### Teks yang Diberikan

==========

Rabu, 29 Juli 2020

Sejarah Pulau Bali (18): Awal Pariwisata di Bali; Jawa Masa Lalu (Preanger), Sumatra Masa Kini (Danau Toba), Bali Masa Depan


*Untuk melihat semua artikel Sejarah Bali dalam blog ini Klik Disini 

Sebelum dikenal (pulau) Bali sebagai destinasi pariwisata sudah dikenal Priangan (Preanger) dan danau Toba (meer Toba) sebagai destinasi pariwisata manca negara. José Miguel Covarrubias seorang pelancong asal Meksiko yang sudah lama bermukim di New York yang memperkenalkan (pulau) Bali sebagai pulau yang eksotik ke internasional lewat bukunya berjudul Island of Bali yang terbit di New York pada tahun 1937.

Orang-orang Belanda sadar tidak sadar, gemar menganalogkan sesuatu wilayah berdasarkan tahapan waktu. Setelah dibubarkan VOC tahun 1799, orang-orang Belanda di awal Pemerintah Hindia Belanda menyebut Maluku masa lalu, Jawa adalah masa kini dan Sumatra adalah masa depan. Hal ini karena perdagangan rempah-rempah dari Maluku telah digantikan ekonomi gula dan kopi di Jawa. Saat itu satu kerajaan lagi masih terisa dan masih independen di Sumatra (Atjeh), pertanian dan pertambangan sudah mulai menguntungkan di Pantai Barat Sumatra (Sumatra’s Westkust). Oleh karena itu muncul cadangan (ekonomi perdagangan) Sumatra sebagai masa depan. Seiring dengan masa pertumbuhan ekonomi tersebut, orang-orang Belanda mulai banyak yang melancong yang mempromosikan wilayah Priangan sebagai destinasi terdekat dari Batavia. Dalam perkembangannya setelah mulai populer danau Toba muncul promosi wisata bahwa danau Toba pada masa kini. Ini juga sehubungan dengan kemajuan yang fantastik di kota Medan (paket wisata Medan-Meer Toba). Ketika, José Miguel Covarrubias memperkenal pulau Bali, orang-orang Belanda di Hindia Belanda mulai mempromosikan Bali sebagai destinasi wisata masa depan.

==========

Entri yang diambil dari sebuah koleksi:

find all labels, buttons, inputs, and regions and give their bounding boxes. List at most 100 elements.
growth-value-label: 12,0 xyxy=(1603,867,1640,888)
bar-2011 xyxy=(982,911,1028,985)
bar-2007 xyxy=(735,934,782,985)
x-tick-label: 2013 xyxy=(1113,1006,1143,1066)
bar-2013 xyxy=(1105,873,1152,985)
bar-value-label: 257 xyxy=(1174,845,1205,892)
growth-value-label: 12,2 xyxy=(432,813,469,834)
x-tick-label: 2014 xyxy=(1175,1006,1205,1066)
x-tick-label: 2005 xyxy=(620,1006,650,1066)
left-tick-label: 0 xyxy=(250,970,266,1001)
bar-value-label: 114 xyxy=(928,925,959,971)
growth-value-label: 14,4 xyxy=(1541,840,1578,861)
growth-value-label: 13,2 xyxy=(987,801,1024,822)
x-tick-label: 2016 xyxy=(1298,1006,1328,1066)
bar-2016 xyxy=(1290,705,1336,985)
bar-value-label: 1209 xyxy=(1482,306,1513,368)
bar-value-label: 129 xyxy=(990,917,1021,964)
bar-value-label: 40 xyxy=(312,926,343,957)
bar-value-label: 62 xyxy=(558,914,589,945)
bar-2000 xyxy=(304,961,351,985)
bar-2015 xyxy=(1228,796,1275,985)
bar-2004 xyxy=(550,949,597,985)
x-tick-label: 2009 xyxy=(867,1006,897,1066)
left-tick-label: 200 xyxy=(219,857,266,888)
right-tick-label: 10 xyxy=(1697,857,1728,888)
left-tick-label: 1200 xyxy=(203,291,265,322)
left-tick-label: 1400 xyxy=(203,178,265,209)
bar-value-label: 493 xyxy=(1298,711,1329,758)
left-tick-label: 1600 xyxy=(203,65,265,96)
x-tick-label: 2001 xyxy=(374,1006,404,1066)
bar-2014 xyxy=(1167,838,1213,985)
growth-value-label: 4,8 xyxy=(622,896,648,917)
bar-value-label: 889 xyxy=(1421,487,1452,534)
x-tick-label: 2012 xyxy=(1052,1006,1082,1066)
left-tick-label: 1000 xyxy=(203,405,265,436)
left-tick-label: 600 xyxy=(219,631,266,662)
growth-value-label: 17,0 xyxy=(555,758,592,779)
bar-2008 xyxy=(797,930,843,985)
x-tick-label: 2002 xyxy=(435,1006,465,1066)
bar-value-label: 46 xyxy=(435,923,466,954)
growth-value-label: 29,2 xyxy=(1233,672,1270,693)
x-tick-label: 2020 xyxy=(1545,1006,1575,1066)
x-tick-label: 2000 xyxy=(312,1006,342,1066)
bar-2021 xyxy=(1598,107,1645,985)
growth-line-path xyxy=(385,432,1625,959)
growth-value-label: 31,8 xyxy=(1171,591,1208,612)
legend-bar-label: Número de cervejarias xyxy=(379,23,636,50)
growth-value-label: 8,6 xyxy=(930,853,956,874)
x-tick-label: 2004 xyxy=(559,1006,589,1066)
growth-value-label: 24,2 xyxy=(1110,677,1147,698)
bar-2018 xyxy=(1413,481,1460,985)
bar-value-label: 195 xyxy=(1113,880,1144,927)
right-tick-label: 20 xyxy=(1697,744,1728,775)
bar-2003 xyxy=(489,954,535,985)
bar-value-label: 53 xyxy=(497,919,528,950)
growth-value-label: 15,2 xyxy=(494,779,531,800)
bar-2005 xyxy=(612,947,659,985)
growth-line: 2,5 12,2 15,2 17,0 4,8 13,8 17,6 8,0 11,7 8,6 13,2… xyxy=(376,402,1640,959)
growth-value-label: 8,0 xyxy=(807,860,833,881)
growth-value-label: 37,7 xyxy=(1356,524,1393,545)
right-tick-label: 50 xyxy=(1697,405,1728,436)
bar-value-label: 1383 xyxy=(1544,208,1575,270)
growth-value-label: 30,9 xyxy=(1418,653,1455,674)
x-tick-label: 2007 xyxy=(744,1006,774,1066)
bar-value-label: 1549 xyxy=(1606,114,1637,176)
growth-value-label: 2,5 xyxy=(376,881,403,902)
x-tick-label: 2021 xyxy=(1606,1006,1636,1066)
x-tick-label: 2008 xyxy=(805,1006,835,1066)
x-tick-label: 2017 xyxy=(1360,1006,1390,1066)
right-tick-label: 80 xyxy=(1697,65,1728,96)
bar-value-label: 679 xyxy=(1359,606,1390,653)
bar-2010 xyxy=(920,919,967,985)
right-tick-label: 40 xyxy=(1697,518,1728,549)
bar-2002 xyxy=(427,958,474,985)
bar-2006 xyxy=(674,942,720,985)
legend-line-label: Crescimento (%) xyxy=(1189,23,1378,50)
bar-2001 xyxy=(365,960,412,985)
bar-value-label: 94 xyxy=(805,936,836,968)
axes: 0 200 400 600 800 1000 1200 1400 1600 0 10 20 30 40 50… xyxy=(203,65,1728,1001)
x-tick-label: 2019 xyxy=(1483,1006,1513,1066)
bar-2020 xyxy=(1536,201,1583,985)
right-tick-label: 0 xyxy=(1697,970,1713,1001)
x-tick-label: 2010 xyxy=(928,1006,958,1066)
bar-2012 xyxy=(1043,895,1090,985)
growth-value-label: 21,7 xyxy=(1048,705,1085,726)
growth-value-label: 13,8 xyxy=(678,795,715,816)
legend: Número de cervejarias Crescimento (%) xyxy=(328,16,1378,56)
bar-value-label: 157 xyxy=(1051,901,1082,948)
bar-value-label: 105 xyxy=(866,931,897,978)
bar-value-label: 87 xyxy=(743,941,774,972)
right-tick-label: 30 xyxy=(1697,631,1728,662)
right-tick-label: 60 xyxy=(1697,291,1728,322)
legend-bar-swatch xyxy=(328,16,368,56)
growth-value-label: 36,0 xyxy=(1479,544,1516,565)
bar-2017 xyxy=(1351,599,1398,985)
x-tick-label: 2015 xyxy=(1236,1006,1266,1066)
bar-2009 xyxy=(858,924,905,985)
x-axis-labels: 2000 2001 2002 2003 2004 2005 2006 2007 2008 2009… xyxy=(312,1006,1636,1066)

==========

### Instruksi Kerja
1/ Tukar "growth-value-label" dengan "growth-label" pada listing, mulai dari baris pertamanya sampai baris yang memuat "bar-2007 xyxy=(735,934,782,985)", lalu tuliskan kembali baris-baris itu tanpa perubahan lain.
2/ Teruskan teks tentang awal pariwisata di Bali mulai setelah kalimat terakhir yang ditampilkan.

### Jawaban Latihan
1/
find all labels, buttons, inputs, and regions and give their bounding boxes. List at most 100 elements.
growth-label: 12,0 xyxy=(1603,867,1640,888)
bar-2011 xyxy=(982,911,1028,985)
bar-2007 xyxy=(735,934,782,985)

2/
Lantas bagaimana sejarah awal pulau Bali menjadi destinasi wisata yang mengundang perhatian para wisatawan di Jawa dan para pelancong manca negara? Yang jelas itu dipicu oleh José Miguel Covarrubias. Dia sangat mencintai Bali dan ketika ia ingin berbulan madu, ida kembali ke Bali dengan istirinya. Okelah. Untuk menambah pengetahuan dan meningkatkan wawasan sejarah nasional, mari kita telusuri sumber-sumber tempo doeloe. Seperti kata ahli sejarah tempo doeloe, semuanya ada permulaan.

Sejarah seharusnya memiliki permulaan. Jika sejarawan gagal memberikan bukti catatan tertulis, setiap orang bahkan oleh penduduknya sendiri akan menciptakan imajinasi sendiri. Untuk menghindari hal itu terjadi, sumber utama yang digunakan dalam artikel ini adalah ‘sumber primer’ seperti surat kabar dan majalah sejaman, foto dan peta-peta. Sumber buku hanya digunakan sebagai pendukung (pembanding), karena saya anggap buku juga merupakan hasil kompilasi (analisis) dari sumber-sumber primer. Dalam penulisan artikel ini tidak semua sumber disebutkan lagi karena sudah disebut di artikel saya yang lain. Hanya sumber-sumber baru yang disebutkan atau sumber yang sudah pernah disebut di artikel lain disebutkan kembali di artikel ini hanya untuk lebih menekankan saja*.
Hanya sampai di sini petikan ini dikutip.